### Exercise directions
Report, as a bare number, how many lines contain the string "مخطط".

▼

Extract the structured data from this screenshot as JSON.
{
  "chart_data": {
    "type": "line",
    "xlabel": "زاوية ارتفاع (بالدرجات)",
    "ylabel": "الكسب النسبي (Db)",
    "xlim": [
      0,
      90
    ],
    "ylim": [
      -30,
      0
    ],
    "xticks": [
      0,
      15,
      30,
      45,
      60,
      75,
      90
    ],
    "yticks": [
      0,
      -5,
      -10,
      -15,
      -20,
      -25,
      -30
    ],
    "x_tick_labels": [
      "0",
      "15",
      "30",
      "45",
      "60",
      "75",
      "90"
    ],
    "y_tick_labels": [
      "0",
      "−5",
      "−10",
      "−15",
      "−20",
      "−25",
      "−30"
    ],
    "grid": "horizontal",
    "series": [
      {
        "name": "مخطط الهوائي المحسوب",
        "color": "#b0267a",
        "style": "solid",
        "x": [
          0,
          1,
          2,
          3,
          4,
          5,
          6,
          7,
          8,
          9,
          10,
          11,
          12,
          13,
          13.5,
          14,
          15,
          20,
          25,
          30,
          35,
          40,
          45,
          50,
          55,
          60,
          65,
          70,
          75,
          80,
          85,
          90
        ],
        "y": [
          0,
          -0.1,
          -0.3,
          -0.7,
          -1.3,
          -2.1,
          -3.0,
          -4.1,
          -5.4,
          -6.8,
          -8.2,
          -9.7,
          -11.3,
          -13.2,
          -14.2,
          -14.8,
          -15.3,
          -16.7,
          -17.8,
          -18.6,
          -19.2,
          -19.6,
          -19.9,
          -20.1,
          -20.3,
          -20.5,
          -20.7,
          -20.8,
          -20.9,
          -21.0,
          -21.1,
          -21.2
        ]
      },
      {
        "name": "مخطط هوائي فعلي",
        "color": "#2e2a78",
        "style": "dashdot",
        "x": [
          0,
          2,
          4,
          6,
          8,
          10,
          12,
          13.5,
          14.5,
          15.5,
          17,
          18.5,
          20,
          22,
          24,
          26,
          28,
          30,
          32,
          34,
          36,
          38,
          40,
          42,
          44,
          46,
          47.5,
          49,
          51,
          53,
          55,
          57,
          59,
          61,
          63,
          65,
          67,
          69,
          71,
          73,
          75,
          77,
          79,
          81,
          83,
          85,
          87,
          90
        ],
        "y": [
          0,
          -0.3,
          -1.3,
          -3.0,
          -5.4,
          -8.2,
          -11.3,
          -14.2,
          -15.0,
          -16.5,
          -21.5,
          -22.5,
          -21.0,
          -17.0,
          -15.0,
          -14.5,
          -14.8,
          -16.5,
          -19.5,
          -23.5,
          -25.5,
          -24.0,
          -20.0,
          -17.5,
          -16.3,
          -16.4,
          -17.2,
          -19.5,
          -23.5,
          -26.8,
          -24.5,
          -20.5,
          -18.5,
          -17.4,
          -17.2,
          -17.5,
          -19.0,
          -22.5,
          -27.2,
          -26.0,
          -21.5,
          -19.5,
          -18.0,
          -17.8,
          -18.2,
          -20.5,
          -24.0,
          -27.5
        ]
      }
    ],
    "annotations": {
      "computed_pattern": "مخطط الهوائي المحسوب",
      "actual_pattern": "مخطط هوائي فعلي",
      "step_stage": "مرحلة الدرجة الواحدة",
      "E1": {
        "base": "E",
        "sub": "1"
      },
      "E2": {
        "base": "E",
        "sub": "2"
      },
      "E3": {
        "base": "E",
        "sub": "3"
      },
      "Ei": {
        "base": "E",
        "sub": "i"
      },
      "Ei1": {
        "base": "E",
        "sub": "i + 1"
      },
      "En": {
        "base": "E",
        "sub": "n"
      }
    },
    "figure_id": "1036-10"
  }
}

▲

### Output below
4